All the data must come back unchanged, except that pictures are left out.

────────

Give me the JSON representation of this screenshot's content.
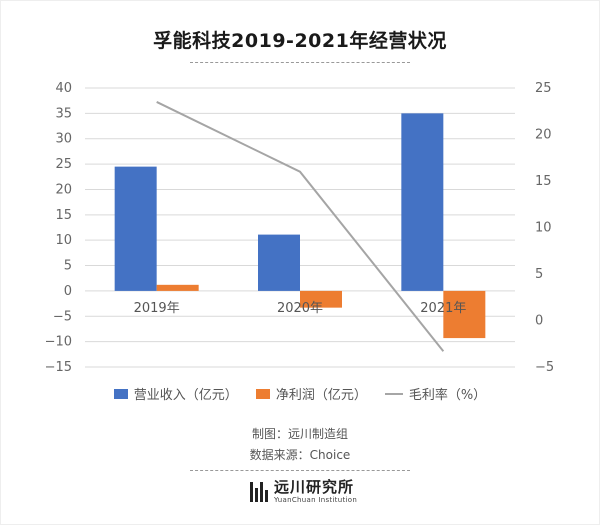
{
  "title": "孚能科技2019-2021年经营状况",
  "colors": {
    "revenue": "#4472c4",
    "profit": "#ed7d31",
    "margin": "#a5a5a5",
    "grid": "#d9d9d9"
  },
  "chart_data": {
    "type": "bar",
    "categories": [
      "2019年",
      "2020年",
      "2021年"
    ],
    "series": [
      {
        "name": "营业收入（亿元）",
        "axis": "left",
        "type": "bar",
        "values": [
          24.5,
          11.1,
          35.0
        ]
      },
      {
        "name": "净利润（亿元）",
        "axis": "left",
        "type": "bar",
        "values": [
          1.2,
          -3.3,
          -9.3
        ]
      },
      {
        "name": "毛利率（%）",
        "axis": "right",
        "type": "line",
        "values": [
          23.5,
          16.0,
          -3.3
        ]
      }
    ],
    "left_axis": {
      "min": -15,
      "max": 40,
      "step": 5,
      "ticks": [
        "40",
        "35",
        "30",
        "25",
        "20",
        "15",
        "10",
        "5",
        "0",
        "−5",
        "−10",
        "−15"
      ]
    },
    "right_axis": {
      "min": -5,
      "max": 25,
      "step": 5,
      "ticks": [
        "25",
        "20",
        "15",
        "10",
        "5",
        "0",
        "−5"
      ]
    },
    "legend_position": "bottom"
  },
  "credits": {
    "author": "制图：远川制造组",
    "source": "数据来源：Choice"
  },
  "logo": {
    "cn": "远川研究所",
    "en": "YuanChuan Institution"
  }
}
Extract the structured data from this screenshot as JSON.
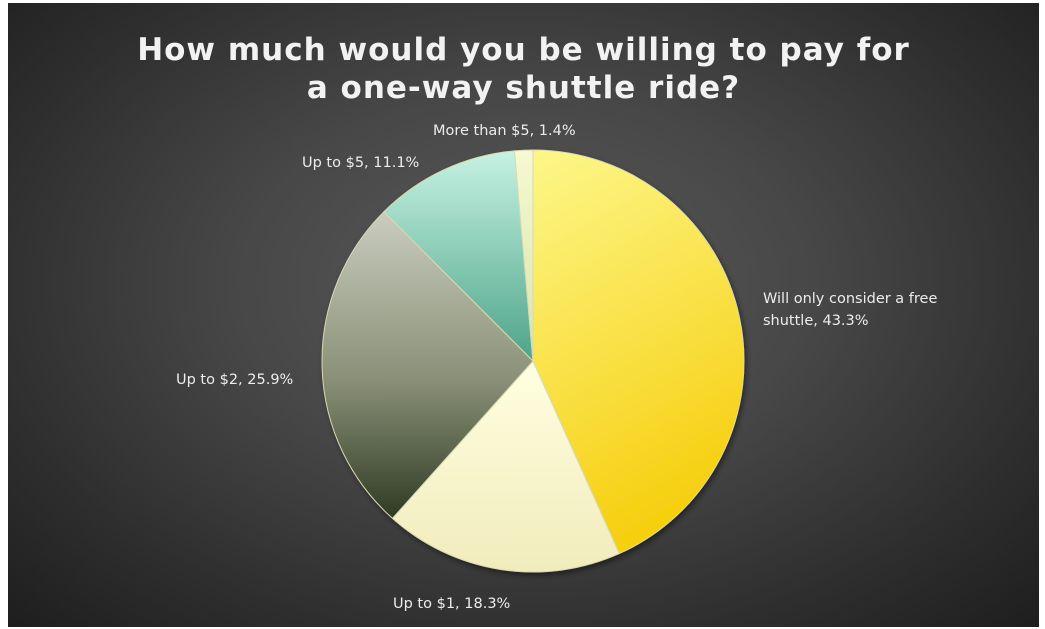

────────

### Exercise response
Give me the JSON representation of this screenshot's content.
{
  "title": "孚能科技2019-2021年经营状况",
  "colors": {
    "revenue": "#4472c4",
    "profit": "#ed7d31",
    "margin": "#a5a5a5",
    "grid": "#d9d9d9"
  },
  "chart_data": {
    "type": "bar",
    "categories": [
      "2019年",
      "2020年",
      "2021年"
    ],
    "series": [
      {
        "name": "营业收入（亿元）",
        "axis": "left",
        "type": "bar",
        "values": [
          24.5,
          11.1,
          35.0
        ]
      },
      {
        "name": "净利润（亿元）",
        "axis": "left",
        "type": "bar",
        "values": [
          1.2,
          -3.3,
          -9.3
        ]
      },
      {
        "name": "毛利率（%）",
        "axis": "right",
        "type": "line",
        "values": [
          23.5,
          16.0,
          -3.3
        ]
      }
    ],
    "left_axis": {
      "min": -15,
      "max": 40,
      "step": 5,
      "ticks": [
        "40",
        "35",
        "30",
        "25",
        "20",
        "15",
        "10",
        "5",
        "0",
        "−5",
        "−10",
        "−15"
      ]
    },
    "right_axis": {
      "min": -5,
      "max": 25,
      "step": 5,
      "ticks": [
        "25",
        "20",
        "15",
        "10",
        "5",
        "0",
        "−5"
      ]
    },
    "legend_position": "bottom"
  },
  "credits": {
    "author": "制图：远川制造组",
    "source": "数据来源：Choice"
  },
  "logo": {
    "cn": "远川研究所",
    "en": "YuanChuan Institution"
  }
}
Extract the structured data from this screenshot as JSON.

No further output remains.